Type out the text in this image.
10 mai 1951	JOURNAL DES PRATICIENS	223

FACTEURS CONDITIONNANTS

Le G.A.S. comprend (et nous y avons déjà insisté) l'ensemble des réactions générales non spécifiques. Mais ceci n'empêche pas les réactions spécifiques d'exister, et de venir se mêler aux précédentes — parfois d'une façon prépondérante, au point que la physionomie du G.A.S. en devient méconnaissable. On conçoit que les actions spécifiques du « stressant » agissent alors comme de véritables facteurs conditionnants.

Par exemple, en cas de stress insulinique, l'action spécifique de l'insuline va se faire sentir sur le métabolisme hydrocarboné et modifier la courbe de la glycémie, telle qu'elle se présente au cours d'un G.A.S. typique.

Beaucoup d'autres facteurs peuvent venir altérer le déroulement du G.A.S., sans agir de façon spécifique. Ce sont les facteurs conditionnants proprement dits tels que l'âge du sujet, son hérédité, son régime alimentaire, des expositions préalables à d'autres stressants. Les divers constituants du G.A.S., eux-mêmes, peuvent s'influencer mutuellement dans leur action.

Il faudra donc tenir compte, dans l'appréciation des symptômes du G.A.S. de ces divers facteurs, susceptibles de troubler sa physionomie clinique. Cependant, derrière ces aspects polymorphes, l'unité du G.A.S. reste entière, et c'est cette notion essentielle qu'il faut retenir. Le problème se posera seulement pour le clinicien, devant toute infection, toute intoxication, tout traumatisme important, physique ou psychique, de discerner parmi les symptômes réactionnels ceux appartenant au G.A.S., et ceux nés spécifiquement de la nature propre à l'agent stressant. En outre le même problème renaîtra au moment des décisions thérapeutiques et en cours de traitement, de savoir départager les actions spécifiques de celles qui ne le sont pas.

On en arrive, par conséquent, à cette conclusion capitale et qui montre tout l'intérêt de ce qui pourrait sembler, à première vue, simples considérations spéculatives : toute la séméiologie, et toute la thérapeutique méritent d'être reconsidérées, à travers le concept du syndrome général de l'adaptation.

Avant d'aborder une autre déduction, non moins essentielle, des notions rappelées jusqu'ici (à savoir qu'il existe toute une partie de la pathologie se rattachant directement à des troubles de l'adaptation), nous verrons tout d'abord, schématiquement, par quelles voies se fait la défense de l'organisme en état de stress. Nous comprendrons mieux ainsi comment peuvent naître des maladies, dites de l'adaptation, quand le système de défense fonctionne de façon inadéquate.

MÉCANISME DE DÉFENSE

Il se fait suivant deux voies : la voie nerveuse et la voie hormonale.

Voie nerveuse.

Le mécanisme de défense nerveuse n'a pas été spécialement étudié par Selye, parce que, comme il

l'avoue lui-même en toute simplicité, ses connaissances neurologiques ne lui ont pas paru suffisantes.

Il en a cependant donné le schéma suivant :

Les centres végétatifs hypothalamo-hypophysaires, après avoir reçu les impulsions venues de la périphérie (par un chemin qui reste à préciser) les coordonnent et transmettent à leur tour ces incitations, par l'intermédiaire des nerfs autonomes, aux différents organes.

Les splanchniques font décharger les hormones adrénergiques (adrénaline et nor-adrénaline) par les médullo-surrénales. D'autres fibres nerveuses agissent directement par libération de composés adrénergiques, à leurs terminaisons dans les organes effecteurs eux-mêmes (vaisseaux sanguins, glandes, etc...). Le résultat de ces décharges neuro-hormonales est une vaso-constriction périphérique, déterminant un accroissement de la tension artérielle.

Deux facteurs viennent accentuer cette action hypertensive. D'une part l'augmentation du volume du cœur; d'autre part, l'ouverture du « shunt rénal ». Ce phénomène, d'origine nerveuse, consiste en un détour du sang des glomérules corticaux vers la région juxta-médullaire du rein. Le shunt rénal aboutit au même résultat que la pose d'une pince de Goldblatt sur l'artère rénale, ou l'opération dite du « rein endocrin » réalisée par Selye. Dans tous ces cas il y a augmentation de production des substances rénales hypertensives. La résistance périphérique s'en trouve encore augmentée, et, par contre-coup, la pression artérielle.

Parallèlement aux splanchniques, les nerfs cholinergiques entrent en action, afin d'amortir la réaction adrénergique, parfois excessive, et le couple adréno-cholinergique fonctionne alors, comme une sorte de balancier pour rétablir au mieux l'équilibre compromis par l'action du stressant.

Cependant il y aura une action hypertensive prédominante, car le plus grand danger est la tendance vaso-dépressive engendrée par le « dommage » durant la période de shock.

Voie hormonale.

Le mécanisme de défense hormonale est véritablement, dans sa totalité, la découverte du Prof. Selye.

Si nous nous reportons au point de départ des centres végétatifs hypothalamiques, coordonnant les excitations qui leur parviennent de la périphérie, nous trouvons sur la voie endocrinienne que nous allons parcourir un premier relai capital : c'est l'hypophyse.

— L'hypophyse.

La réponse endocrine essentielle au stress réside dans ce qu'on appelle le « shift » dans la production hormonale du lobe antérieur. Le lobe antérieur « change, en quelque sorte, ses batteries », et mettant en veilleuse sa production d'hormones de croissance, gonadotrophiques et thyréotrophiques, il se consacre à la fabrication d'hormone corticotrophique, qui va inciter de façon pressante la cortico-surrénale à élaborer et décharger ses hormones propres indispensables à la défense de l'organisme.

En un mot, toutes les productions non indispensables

________________________

■ **Goal**: Select and copy each line from the data that includes the word "directement".

■ **Response below**:
Avant d'aborder une autre déduction, non moins essentielle, des notions rappelées jusqu'ici (à savoir qu'il existe toute une partie de la pathologie se rattachant directement à des troubles de l'adaptation), nous verrons tout d'abord, schématiquement, par quelles voies se fait la défense de l'organisme en état de stress. Nous comprendrons mieux ainsi comment peuvent naître des maladies, dites de l'adaptation, quand le système de défense fonctionne de façon inadéquate.
Les splanchniques font décharger les hormones adrénergiques (adrénaline et nor-adrénaline) par les médullo-surrénales. D'autres fibres nerveuses agissent directement par libération de composés adrénergiques, à leurs terminaisons dans les organes effecteurs eux-mêmes (vaisseaux sanguins, glandes, etc...). Le résultat de ces décharges neuro-hormonales est une vaso-constriction périphérique, déterminant un accroissement de la tension artérielle.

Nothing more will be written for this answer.